» **What this task involves**
Retype each line of the material below, keeping every character unchanged.

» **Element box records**
------------------------------------------------------------------------
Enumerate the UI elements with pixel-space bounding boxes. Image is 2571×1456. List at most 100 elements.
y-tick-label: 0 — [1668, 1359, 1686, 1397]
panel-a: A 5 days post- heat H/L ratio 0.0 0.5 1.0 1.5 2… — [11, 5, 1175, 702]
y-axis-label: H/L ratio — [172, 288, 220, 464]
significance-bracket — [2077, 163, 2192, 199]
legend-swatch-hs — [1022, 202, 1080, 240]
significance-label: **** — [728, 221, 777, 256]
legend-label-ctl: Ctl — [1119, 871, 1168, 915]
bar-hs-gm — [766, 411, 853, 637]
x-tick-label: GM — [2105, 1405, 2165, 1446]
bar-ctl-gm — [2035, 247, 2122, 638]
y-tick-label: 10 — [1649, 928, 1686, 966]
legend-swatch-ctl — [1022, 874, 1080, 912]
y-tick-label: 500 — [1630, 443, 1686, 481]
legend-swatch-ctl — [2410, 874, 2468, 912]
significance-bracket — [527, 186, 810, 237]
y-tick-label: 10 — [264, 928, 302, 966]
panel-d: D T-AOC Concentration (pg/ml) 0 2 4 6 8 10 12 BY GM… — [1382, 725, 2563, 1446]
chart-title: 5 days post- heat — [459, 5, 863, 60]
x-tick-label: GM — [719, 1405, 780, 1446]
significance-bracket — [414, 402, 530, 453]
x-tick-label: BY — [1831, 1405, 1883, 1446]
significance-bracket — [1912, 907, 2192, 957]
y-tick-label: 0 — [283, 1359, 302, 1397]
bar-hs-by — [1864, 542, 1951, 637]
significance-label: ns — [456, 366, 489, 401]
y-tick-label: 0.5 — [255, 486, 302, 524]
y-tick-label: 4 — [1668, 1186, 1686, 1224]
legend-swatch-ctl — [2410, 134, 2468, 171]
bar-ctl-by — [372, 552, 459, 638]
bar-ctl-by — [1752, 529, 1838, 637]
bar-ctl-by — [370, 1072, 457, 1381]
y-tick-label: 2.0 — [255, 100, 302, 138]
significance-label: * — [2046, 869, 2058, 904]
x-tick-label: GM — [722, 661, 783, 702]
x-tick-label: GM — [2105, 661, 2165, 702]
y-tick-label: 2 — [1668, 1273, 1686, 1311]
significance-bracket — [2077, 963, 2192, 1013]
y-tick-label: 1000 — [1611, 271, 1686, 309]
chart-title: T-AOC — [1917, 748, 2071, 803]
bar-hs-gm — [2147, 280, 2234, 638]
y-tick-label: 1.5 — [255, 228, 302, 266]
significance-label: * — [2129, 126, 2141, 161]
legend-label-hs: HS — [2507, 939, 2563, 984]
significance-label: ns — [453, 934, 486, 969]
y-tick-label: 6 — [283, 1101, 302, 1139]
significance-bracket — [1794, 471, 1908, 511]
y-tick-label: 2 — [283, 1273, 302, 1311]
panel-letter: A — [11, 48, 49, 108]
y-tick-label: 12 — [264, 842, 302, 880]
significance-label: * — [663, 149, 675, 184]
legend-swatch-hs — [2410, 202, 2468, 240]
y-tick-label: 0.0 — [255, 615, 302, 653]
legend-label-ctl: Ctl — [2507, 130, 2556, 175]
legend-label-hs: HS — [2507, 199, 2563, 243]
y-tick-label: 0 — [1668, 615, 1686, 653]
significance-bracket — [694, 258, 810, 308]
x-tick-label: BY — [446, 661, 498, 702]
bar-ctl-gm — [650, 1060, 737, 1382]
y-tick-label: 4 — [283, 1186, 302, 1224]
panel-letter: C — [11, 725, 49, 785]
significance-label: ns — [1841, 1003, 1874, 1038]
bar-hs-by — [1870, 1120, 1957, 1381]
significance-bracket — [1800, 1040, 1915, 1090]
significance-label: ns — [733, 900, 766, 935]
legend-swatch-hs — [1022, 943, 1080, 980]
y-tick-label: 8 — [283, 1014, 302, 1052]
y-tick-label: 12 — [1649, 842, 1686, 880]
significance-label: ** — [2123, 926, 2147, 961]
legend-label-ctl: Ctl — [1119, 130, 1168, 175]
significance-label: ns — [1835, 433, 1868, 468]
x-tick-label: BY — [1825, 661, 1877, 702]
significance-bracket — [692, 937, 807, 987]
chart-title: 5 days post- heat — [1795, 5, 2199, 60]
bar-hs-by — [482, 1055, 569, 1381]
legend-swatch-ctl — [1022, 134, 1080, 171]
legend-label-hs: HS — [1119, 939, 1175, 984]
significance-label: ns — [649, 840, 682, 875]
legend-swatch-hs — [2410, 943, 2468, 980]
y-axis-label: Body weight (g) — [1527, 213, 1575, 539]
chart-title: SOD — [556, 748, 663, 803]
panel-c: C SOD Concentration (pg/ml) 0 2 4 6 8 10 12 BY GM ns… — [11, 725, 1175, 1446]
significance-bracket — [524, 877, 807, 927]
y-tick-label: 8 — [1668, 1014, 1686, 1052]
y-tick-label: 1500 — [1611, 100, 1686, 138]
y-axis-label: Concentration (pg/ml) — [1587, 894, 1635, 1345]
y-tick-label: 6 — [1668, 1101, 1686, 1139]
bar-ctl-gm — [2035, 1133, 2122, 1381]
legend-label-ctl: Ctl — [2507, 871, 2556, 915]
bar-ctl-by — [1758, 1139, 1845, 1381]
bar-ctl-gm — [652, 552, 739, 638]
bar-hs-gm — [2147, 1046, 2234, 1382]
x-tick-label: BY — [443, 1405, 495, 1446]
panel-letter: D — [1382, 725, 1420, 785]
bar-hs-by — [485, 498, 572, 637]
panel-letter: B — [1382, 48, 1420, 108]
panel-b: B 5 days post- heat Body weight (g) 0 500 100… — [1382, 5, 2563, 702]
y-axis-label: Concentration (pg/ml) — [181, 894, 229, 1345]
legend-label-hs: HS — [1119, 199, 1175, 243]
------------------------------------------------------------------------
» **Task response**
Enumerate the UI elements with pixel-space bounding boxes. Image is 2571×1456. List at most 100 elements.
y-tick-label: 0 — [1668, 1359, 1686, 1397]
panel-a: A 5 days post- heat H/L ratio 0.0 0.5 1.0 1.5 2… — [11, 5, 1175, 702]
y-axis-label: H/L ratio — [172, 288, 220, 464]
significance-bracket — [2077, 163, 2192, 199]
legend-swatch-hs — [1022, 202, 1080, 240]
significance-label: **** — [728, 221, 777, 256]
legend-label-ctl: Ctl — [1119, 871, 1168, 915]
bar-hs-gm — [766, 411, 853, 637]
x-tick-label: GM — [2105, 1405, 2165, 1446]
bar-ctl-gm — [2035, 247, 2122, 638]
y-tick-label: 10 — [1649, 928, 1686, 966]
legend-swatch-ctl — [1022, 874, 1080, 912]
y-tick-label: 500 — [1630, 443, 1686, 481]
legend-swatch-ctl — [2410, 874, 2468, 912]
significance-bracket — [527, 186, 810, 237]
y-tick-label: 10 — [264, 928, 302, 966]
panel-d: D T-AOC Concentration (pg/ml) 0 2 4 6 8 10 12 BY GM… — [1382, 725, 2563, 1446]
chart-title: 5 days post- heat — [459, 5, 863, 60]
x-tick-label: GM — [719, 1405, 780, 1446]
significance-bracket — [414, 402, 530, 453]
x-tick-label: BY — [1831, 1405, 1883, 1446]
significance-bracket — [1912, 907, 2192, 957]
y-tick-label: 0 — [283, 1359, 302, 1397]
bar-hs-by — [1864, 542, 1951, 637]
significance-label: ns — [456, 366, 489, 401]
y-tick-label: 0.5 — [255, 486, 302, 524]
y-tick-label: 4 — [1668, 1186, 1686, 1224]
legend-swatch-ctl — [2410, 134, 2468, 171]
bar-ctl-by — [372, 552, 459, 638]
bar-ctl-by — [1752, 529, 1838, 637]
bar-ctl-by — [370, 1072, 457, 1381]
y-tick-label: 2.0 — [255, 100, 302, 138]
significance-label: * — [2046, 869, 2058, 904]
x-tick-label: GM — [722, 661, 783, 702]
x-tick-label: GM — [2105, 661, 2165, 702]
y-tick-label: 2 — [1668, 1273, 1686, 1311]
significance-bracket — [2077, 963, 2192, 1013]
y-tick-label: 1000 — [1611, 271, 1686, 309]
chart-title: T-AOC — [1917, 748, 2071, 803]
bar-hs-gm — [2147, 280, 2234, 638]
y-tick-label: 1.5 — [255, 228, 302, 266]
significance-label: * — [2129, 126, 2141, 161]
legend-label-hs: HS — [2507, 939, 2563, 984]
significance-label: ns — [453, 934, 486, 969]
y-tick-label: 6 — [283, 1101, 302, 1139]
significance-bracket — [1794, 471, 1908, 511]
y-tick-label: 2 — [283, 1273, 302, 1311]
panel-letter: A — [11, 48, 49, 108]
y-tick-label: 12 — [264, 842, 302, 880]
significance-label: * — [663, 149, 675, 184]
legend-swatch-hs — [2410, 202, 2468, 240]
y-tick-label: 0.0 — [255, 615, 302, 653]
legend-label-ctl: Ctl — [2507, 130, 2556, 175]
legend-label-hs: HS — [2507, 199, 2563, 243]
y-tick-label: 0 — [1668, 615, 1686, 653]
significance-bracket — [694, 258, 810, 308]
x-tick-label: BY — [446, 661, 498, 702]
bar-ctl-gm — [650, 1060, 737, 1382]
y-tick-label: 4 — [283, 1186, 302, 1224]
panel-letter: C — [11, 725, 49, 785]
significance-label: ns — [1841, 1003, 1874, 1038]
bar-hs-by — [1870, 1120, 1957, 1381]
significance-bracket — [1800, 1040, 1915, 1090]
significance-label: ns — [733, 900, 766, 935]
legend-swatch-hs — [1022, 943, 1080, 980]
y-tick-label: 8 — [283, 1014, 302, 1052]
y-tick-label: 12 — [1649, 842, 1686, 880]
significance-label: ** — [2123, 926, 2147, 961]
legend-label-ctl: Ctl — [1119, 130, 1168, 175]
significance-label: ns — [1835, 433, 1868, 468]
x-tick-label: BY — [1825, 661, 1877, 702]
significance-bracket — [692, 937, 807, 987]
chart-title: 5 days post- heat — [1795, 5, 2199, 60]
bar-hs-by — [482, 1055, 569, 1381]
legend-swatch-ctl — [1022, 134, 1080, 171]
legend-label-hs: HS — [1119, 939, 1175, 984]
significance-label: ns — [649, 840, 682, 875]
legend-swatch-hs — [2410, 943, 2468, 980]
y-axis-label: Body weight (g) — [1527, 213, 1575, 539]
chart-title: SOD — [556, 748, 663, 803]
panel-c: C SOD Concentration (pg/ml) 0 2 4 6 8 10 12 BY GM ns… — [11, 725, 1175, 1446]
significance-bracket — [524, 877, 807, 927]
y-tick-label: 8 — [1668, 1014, 1686, 1052]
y-tick-label: 1500 — [1611, 100, 1686, 138]
y-axis-label: Concentration (pg/ml) — [1587, 894, 1635, 1345]
y-tick-label: 6 — [1668, 1101, 1686, 1139]
bar-ctl-gm — [2035, 1133, 2122, 1381]
legend-label-ctl: Ctl — [2507, 871, 2556, 915]
bar-ctl-by — [1758, 1139, 1845, 1381]
bar-ctl-gm — [652, 552, 739, 638]
bar-hs-gm — [2147, 1046, 2234, 1382]
x-tick-label: BY — [443, 1405, 495, 1446]
panel-letter: D — [1382, 725, 1420, 785]
bar-hs-by — [485, 498, 572, 637]
panel-letter: B — [1382, 48, 1420, 108]
panel-b: B 5 days post- heat Body weight (g) 0 500 100… — [1382, 5, 2563, 702]
y-axis-label: Concentration (pg/ml) — [181, 894, 229, 1345]
legend-label-hs: HS — [1119, 199, 1175, 243]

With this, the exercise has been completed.